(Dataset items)
- - - - -

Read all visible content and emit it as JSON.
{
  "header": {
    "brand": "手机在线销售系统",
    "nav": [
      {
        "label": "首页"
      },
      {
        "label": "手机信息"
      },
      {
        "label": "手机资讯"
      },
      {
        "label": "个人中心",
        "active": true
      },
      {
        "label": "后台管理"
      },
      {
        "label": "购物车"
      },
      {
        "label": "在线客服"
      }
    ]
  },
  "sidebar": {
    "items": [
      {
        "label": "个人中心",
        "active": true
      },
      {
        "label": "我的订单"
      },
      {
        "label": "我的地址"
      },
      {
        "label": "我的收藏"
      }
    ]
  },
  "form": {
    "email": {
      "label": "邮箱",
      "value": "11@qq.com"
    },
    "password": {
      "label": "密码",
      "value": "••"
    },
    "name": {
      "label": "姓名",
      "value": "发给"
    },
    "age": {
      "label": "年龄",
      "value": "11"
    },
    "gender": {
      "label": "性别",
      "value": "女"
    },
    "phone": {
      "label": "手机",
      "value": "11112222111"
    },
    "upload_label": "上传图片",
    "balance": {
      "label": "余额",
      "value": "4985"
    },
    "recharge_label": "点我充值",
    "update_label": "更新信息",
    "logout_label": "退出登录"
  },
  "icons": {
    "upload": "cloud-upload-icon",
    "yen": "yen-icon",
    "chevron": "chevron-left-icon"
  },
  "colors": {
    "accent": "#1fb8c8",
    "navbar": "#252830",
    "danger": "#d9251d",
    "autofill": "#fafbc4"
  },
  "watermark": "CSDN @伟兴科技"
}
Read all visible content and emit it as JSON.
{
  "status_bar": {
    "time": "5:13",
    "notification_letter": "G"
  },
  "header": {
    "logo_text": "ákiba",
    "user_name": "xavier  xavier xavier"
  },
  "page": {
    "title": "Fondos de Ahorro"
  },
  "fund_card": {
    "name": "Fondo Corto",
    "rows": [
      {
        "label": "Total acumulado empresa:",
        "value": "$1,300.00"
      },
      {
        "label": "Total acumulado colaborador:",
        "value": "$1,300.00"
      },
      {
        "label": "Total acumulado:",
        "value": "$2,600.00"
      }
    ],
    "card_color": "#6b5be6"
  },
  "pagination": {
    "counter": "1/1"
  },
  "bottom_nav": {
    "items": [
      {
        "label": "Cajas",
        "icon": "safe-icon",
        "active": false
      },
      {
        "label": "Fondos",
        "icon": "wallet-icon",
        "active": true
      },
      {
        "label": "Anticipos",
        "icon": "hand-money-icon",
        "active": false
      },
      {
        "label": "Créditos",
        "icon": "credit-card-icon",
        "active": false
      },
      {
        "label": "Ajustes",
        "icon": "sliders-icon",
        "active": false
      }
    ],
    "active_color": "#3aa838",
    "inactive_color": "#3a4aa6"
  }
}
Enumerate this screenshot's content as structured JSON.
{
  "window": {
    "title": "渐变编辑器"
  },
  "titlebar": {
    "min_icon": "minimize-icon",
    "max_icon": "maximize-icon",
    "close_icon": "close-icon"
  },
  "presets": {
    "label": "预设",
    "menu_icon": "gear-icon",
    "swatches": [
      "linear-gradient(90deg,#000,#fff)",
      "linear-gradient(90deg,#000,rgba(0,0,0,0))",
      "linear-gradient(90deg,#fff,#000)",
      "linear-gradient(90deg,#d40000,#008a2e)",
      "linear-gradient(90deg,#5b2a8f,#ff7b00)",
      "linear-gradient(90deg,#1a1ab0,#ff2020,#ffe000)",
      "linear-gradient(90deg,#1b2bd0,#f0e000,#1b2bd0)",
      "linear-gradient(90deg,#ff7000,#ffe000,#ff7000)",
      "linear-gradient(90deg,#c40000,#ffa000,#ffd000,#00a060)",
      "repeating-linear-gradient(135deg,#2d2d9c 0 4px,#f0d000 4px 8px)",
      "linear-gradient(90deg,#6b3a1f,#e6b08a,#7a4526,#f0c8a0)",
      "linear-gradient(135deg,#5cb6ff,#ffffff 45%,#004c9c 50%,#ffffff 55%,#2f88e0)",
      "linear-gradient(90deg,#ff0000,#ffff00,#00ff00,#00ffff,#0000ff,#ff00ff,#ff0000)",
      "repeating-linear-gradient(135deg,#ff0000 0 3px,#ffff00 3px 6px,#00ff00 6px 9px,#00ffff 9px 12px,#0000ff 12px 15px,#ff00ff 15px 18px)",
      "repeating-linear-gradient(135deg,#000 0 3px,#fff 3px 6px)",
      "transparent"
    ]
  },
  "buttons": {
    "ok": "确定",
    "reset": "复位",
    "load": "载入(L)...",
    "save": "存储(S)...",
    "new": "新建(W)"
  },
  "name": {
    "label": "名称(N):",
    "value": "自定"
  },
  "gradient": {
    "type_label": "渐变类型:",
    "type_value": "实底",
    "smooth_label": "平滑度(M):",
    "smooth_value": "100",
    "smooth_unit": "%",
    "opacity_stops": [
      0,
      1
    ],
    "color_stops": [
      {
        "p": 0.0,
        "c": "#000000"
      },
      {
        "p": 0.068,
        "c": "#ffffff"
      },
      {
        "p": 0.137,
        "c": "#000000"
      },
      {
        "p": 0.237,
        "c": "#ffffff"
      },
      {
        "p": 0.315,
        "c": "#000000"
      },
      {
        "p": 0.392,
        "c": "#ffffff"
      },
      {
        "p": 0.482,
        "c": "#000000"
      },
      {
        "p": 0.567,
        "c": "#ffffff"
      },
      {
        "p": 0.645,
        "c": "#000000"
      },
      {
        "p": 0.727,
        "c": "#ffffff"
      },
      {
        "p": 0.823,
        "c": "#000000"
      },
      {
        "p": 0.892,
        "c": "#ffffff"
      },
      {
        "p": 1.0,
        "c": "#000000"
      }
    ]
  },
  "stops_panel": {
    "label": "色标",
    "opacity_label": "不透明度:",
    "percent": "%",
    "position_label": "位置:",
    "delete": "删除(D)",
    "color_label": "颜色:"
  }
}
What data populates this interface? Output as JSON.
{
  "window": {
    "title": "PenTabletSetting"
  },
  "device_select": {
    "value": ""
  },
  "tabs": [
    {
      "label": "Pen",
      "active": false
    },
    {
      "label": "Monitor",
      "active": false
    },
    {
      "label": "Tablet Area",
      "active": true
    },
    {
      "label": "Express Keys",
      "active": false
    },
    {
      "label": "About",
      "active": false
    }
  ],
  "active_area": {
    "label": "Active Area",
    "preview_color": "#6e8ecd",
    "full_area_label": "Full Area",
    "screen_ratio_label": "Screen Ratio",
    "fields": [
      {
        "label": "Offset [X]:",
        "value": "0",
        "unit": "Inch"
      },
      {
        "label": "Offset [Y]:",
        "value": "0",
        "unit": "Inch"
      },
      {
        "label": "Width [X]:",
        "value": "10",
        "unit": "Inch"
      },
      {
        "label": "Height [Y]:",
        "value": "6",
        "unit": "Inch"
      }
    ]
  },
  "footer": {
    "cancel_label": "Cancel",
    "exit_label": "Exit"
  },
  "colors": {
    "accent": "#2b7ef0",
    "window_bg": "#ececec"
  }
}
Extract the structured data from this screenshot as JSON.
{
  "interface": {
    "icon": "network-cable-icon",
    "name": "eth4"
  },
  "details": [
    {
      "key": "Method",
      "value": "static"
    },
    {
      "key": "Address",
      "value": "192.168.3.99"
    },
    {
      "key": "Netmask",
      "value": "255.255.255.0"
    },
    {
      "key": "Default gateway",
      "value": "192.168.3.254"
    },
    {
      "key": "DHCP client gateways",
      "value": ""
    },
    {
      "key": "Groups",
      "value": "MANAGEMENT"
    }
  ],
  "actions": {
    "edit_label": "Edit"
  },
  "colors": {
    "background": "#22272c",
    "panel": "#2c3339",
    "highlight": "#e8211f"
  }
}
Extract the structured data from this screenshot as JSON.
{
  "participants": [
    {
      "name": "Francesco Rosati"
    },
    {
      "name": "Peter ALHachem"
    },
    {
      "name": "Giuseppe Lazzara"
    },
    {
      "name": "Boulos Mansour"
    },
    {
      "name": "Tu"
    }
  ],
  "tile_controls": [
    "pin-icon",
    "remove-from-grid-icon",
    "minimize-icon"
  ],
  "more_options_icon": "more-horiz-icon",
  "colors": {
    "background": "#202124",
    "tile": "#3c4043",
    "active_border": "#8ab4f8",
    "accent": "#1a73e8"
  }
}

- - - - -

PROBLEM STATEMENT
Lines containing "acumulado" are to be counted. State the total and add nothing.

ANSWER TO THIS TASK
3